[Data provided]:
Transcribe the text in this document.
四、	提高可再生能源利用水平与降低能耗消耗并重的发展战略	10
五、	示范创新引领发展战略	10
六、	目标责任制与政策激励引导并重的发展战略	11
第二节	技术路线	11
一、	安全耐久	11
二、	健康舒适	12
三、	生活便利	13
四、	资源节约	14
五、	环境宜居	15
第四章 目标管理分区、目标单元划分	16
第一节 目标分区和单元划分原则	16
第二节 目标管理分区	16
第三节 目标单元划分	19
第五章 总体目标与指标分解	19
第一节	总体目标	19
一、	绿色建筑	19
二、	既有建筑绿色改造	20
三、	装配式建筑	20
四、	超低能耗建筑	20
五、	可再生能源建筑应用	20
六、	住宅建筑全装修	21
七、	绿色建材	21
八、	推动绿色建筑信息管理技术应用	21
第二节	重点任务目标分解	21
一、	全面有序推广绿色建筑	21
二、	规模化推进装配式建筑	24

[Problem to solve]:
Please restate the data word for word, every record included.

[Result for this task]:
Transcribe the text in this document.
四、	提高可再生能源利用水平与降低能耗消耗并重的发展战略	10
五、	示范创新引领发展战略	10
六、	目标责任制与政策激励引导并重的发展战略	11
第二节	技术路线	11
一、	安全耐久	11
二、	健康舒适	12
三、	生活便利	13
四、	资源节约	14
五、	环境宜居	15
第四章 目标管理分区、目标单元划分	16
第一节 目标分区和单元划分原则	16
第二节 目标管理分区	16
第三节 目标单元划分	19
第五章 总体目标与指标分解	19
第一节	总体目标	19
一、	绿色建筑	19
二、	既有建筑绿色改造	20
三、	装配式建筑	20
四、	超低能耗建筑	20
五、	可再生能源建筑应用	20
六、	住宅建筑全装修	21
七、	绿色建材	21
八、	推动绿色建筑信息管理技术应用	21
第二节	重点任务目标分解	21
一、	全面有序推广绿色建筑	21
二、	规模化推进装配式建筑	24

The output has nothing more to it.